▸ **Written task**
Copy every line from the data below in which the string "ventilationen" can be found.

▸ **Items from a dataset**
>> Start

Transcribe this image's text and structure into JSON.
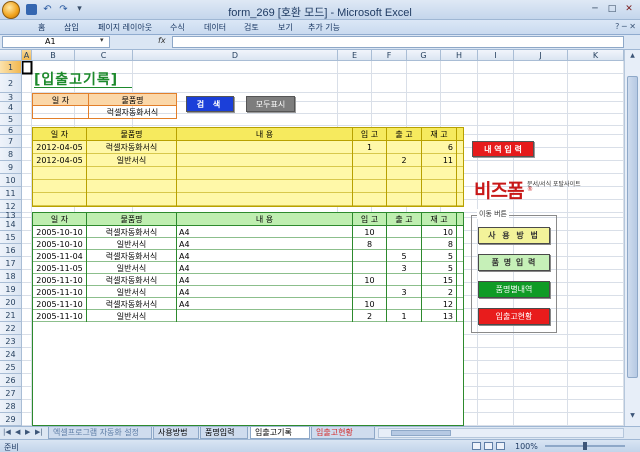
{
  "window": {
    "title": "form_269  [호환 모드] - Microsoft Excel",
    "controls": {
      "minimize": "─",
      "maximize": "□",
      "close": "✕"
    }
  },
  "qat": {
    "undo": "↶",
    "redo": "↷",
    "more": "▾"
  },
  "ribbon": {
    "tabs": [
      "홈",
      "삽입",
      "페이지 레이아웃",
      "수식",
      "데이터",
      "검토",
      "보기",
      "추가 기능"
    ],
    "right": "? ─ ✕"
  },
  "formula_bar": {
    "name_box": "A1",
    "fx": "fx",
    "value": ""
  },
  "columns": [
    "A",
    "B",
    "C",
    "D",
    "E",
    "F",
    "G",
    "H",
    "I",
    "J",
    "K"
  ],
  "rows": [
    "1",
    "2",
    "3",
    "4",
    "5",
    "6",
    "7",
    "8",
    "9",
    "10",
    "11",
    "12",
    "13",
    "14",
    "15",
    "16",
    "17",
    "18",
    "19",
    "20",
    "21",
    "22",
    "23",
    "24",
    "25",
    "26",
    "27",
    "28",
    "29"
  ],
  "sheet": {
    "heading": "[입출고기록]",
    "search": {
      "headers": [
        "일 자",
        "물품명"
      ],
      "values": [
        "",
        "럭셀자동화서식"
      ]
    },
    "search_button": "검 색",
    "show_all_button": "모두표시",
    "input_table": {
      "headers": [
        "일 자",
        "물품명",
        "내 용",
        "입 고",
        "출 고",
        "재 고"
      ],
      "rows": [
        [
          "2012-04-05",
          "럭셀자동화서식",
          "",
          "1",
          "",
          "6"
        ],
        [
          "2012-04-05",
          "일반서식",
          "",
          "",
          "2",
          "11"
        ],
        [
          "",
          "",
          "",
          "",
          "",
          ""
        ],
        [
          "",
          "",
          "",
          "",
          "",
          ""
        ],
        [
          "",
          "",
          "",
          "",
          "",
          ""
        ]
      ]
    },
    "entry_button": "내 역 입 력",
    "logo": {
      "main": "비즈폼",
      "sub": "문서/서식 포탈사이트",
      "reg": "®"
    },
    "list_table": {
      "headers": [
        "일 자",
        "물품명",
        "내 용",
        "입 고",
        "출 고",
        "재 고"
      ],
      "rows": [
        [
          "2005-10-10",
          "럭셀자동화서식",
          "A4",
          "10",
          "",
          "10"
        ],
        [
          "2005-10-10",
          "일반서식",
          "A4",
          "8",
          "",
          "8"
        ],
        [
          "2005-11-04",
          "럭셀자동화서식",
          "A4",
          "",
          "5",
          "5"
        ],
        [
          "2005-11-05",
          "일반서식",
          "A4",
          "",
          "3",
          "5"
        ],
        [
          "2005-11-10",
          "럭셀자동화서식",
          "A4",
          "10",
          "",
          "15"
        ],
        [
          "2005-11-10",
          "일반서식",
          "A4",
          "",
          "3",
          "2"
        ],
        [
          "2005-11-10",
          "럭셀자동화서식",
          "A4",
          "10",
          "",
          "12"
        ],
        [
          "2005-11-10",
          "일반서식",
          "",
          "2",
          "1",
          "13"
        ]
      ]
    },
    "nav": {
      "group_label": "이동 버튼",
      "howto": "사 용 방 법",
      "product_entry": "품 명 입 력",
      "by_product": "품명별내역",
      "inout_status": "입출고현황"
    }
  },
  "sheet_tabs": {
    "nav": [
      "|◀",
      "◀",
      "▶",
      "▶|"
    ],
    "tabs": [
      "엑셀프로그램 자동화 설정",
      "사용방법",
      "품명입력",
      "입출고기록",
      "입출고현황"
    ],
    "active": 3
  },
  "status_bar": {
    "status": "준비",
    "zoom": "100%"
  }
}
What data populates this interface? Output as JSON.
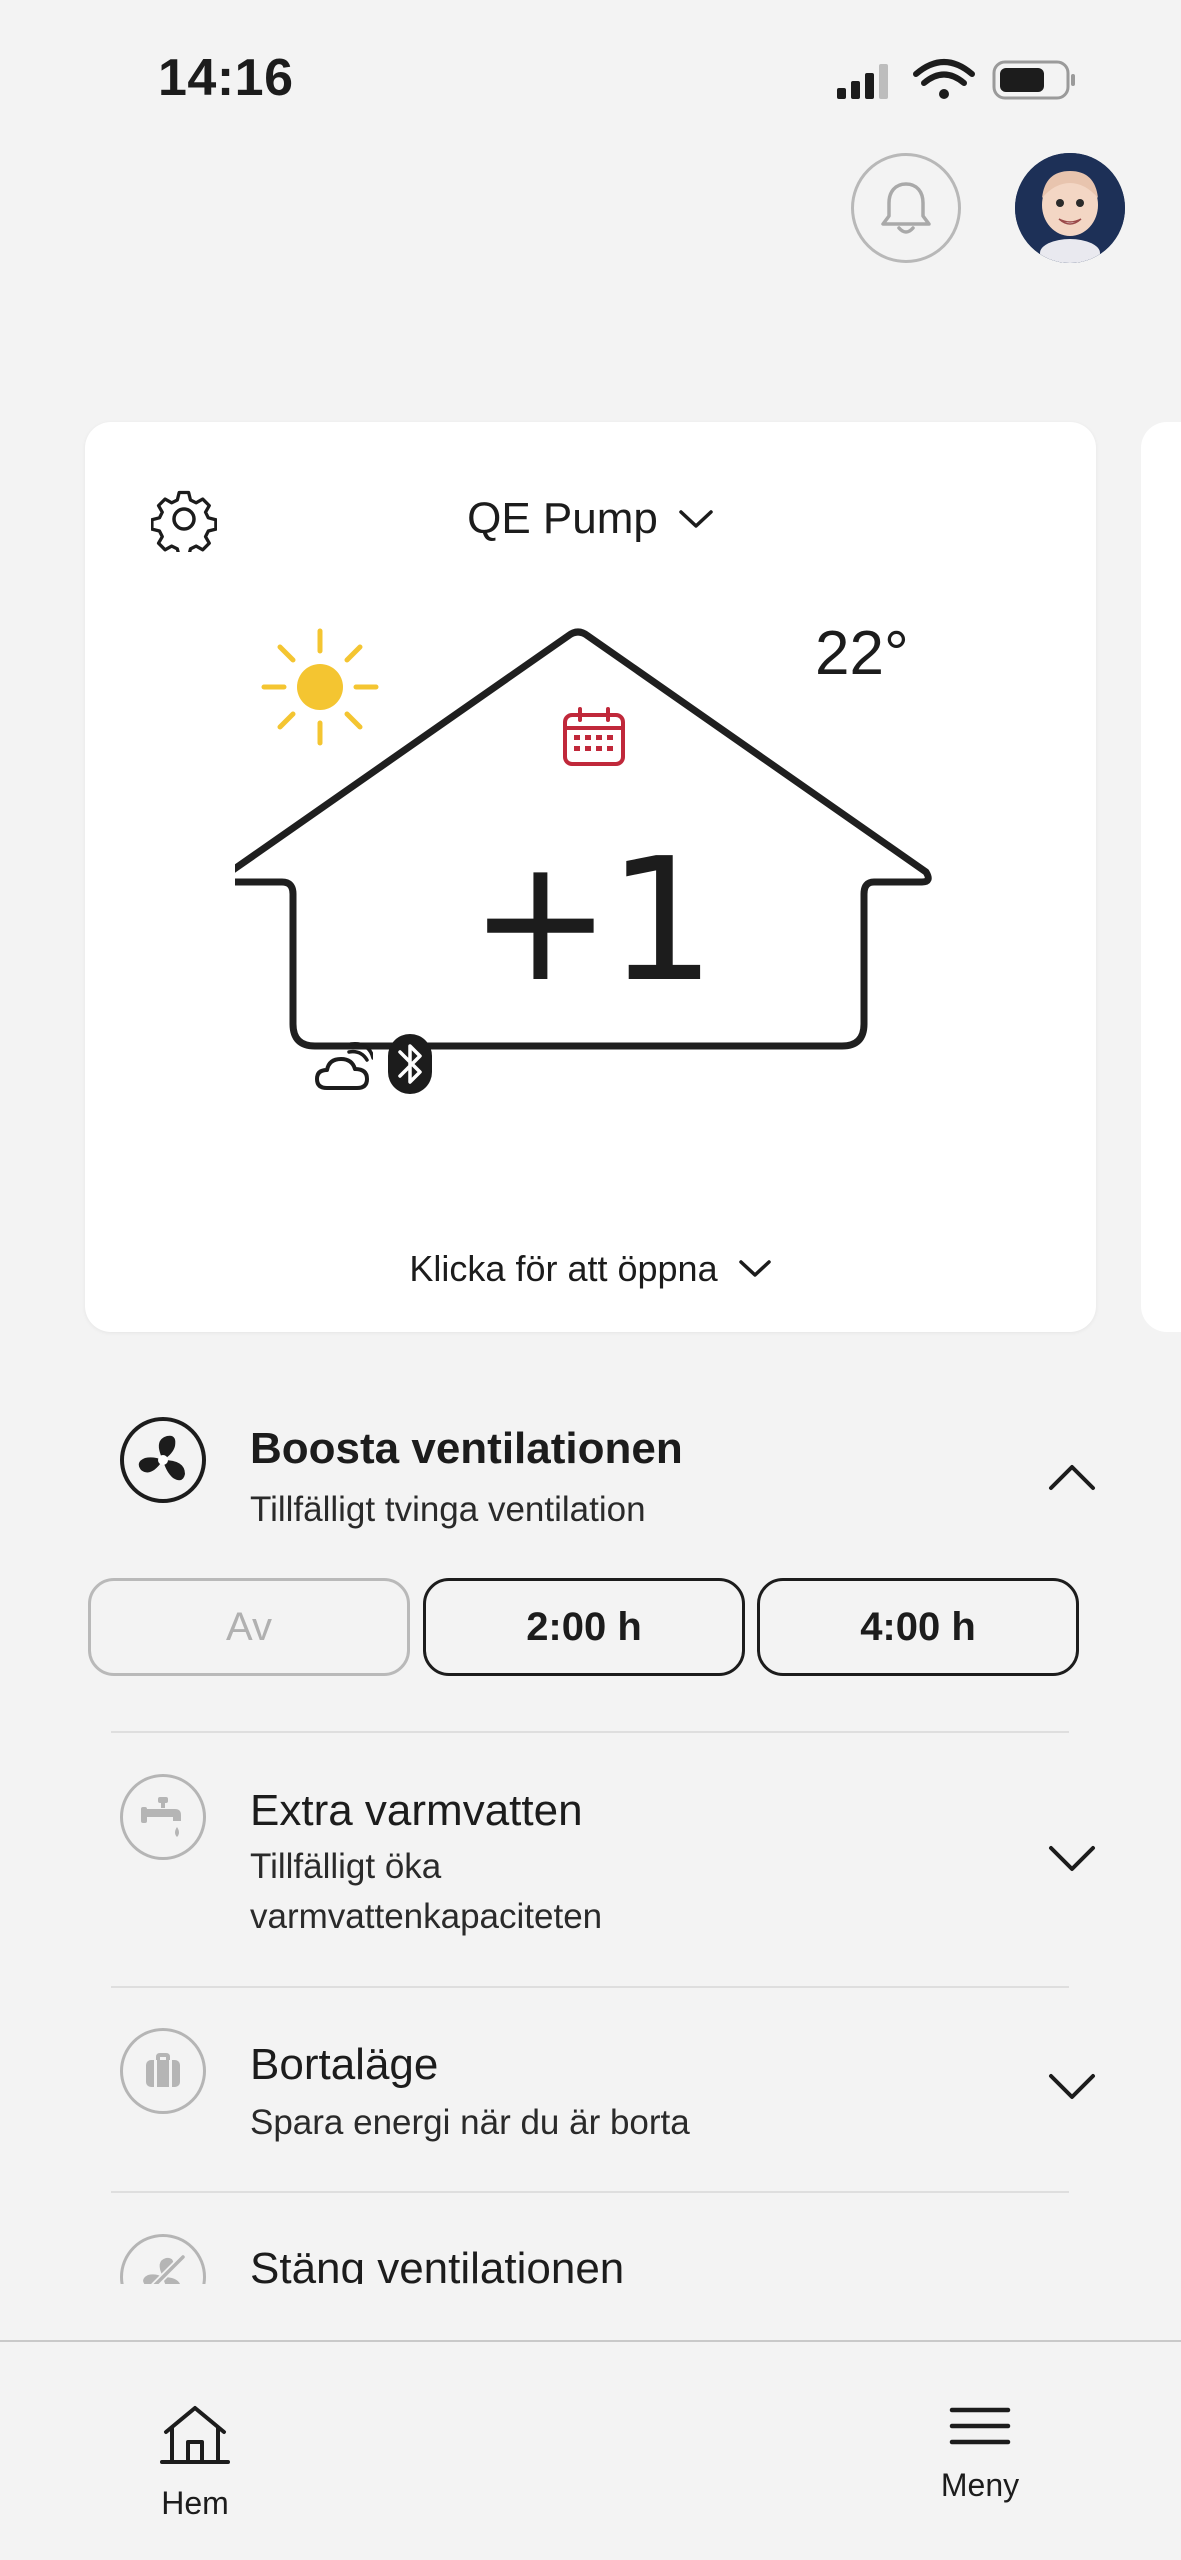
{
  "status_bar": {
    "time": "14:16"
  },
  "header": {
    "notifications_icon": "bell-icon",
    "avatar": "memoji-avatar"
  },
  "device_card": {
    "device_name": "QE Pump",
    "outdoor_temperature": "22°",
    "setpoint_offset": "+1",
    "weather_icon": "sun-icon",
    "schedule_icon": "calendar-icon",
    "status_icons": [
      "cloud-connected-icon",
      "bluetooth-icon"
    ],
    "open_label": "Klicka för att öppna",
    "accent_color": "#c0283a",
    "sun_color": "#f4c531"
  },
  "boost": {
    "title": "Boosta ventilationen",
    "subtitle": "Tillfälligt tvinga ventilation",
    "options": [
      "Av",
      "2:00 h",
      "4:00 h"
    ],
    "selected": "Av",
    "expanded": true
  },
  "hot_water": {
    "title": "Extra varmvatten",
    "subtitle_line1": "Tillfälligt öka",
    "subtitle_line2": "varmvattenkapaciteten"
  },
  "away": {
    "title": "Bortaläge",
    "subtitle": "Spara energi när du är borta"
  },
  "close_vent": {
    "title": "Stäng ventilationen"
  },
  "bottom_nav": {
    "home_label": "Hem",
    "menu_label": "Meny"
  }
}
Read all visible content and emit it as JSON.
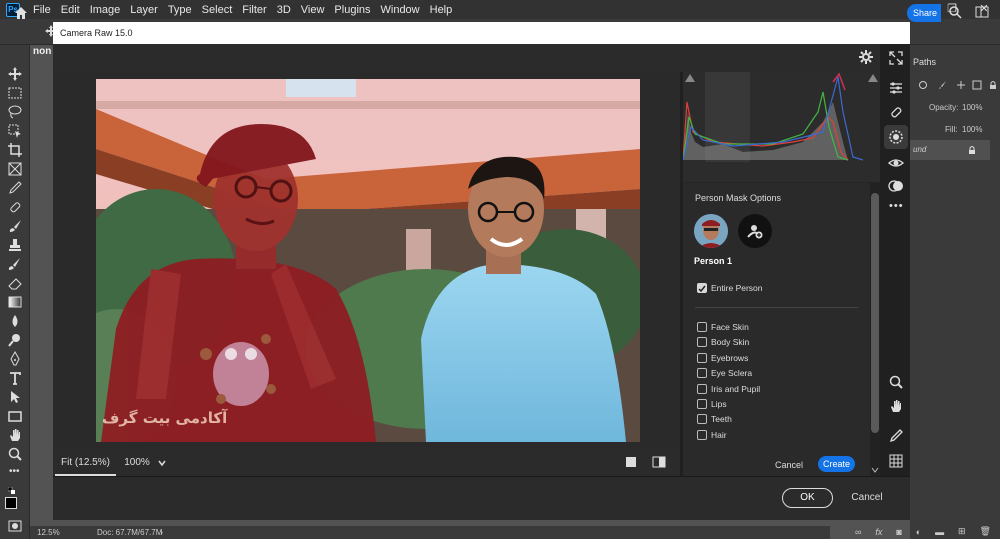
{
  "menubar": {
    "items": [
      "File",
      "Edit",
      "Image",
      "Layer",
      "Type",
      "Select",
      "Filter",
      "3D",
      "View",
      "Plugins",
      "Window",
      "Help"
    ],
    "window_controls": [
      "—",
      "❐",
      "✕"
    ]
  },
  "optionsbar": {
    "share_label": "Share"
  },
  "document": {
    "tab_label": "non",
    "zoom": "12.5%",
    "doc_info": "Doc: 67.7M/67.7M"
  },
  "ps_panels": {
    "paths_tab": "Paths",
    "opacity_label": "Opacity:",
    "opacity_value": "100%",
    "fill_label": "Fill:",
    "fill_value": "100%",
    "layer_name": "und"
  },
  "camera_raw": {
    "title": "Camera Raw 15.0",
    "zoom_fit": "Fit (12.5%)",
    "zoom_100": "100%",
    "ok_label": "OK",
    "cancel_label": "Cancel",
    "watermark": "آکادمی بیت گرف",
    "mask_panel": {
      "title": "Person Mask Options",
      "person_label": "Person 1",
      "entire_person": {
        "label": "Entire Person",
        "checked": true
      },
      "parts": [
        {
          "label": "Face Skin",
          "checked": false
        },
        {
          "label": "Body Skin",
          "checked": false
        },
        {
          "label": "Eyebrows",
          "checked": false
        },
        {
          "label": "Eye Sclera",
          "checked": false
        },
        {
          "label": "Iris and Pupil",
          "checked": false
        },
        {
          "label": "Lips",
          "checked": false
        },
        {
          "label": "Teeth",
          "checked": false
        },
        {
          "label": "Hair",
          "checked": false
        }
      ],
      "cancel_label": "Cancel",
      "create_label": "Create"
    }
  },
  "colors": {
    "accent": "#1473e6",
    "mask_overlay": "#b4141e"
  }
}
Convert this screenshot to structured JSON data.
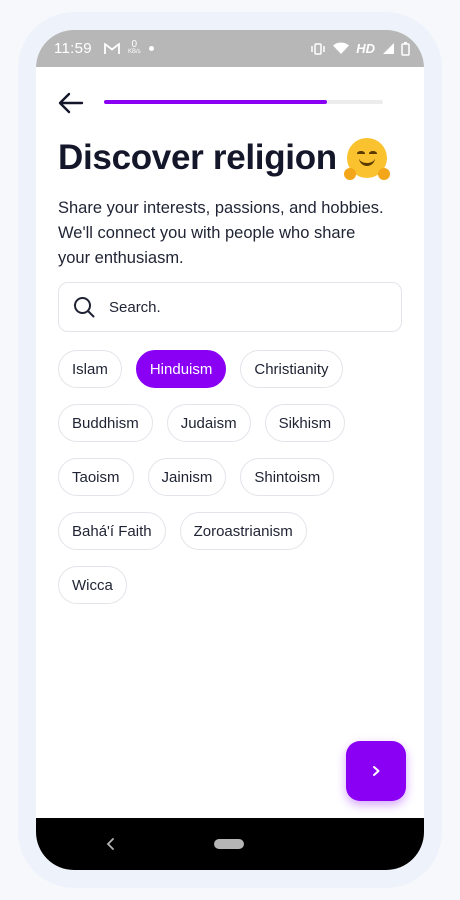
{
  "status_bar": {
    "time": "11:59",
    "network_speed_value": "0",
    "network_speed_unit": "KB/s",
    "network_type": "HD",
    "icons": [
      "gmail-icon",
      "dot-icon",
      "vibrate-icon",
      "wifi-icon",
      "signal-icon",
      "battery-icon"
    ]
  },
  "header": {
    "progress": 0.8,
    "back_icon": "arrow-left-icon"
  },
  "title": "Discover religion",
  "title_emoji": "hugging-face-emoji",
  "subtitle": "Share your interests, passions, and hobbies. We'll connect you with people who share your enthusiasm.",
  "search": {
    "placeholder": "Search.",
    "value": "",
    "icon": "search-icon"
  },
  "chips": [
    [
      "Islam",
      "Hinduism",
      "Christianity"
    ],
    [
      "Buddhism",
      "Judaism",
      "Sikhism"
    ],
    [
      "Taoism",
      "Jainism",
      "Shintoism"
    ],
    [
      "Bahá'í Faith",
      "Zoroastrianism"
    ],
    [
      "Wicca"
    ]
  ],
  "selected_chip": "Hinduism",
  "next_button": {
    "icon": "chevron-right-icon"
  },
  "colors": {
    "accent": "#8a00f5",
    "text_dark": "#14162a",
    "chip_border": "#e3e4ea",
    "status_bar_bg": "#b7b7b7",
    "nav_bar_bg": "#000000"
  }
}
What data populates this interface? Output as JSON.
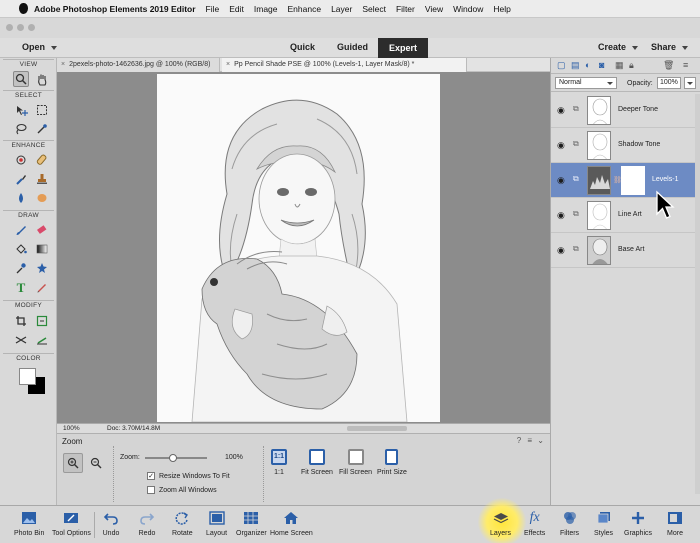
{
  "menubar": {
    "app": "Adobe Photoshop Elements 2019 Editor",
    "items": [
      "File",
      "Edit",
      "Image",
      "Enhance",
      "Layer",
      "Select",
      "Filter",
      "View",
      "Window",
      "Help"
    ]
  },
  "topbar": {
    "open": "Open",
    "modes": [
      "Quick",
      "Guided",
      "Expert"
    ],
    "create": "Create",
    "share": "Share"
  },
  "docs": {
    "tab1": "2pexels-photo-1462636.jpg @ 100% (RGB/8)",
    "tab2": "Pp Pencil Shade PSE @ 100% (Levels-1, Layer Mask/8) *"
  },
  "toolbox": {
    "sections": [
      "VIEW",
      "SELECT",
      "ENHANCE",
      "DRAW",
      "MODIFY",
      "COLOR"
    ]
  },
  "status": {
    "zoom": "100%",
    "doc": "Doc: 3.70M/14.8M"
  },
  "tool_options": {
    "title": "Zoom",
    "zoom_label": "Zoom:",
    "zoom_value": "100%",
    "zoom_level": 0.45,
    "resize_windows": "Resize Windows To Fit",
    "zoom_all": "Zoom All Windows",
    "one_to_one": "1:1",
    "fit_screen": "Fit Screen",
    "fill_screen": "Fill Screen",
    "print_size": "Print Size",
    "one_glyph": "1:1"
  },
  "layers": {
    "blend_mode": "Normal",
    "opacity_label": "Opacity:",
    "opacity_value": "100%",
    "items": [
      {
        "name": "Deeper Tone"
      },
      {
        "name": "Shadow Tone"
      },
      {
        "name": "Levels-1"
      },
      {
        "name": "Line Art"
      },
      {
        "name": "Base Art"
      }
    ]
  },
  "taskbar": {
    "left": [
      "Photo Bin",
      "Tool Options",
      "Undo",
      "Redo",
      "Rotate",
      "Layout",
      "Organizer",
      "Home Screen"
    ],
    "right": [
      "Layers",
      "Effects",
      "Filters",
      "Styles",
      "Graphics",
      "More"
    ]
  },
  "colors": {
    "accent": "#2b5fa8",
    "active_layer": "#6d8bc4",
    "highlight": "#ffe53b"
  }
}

>> End

▸ **Written answer**
    "title": "Boosta ventilationen",
    "title": "Stäng ventilationen"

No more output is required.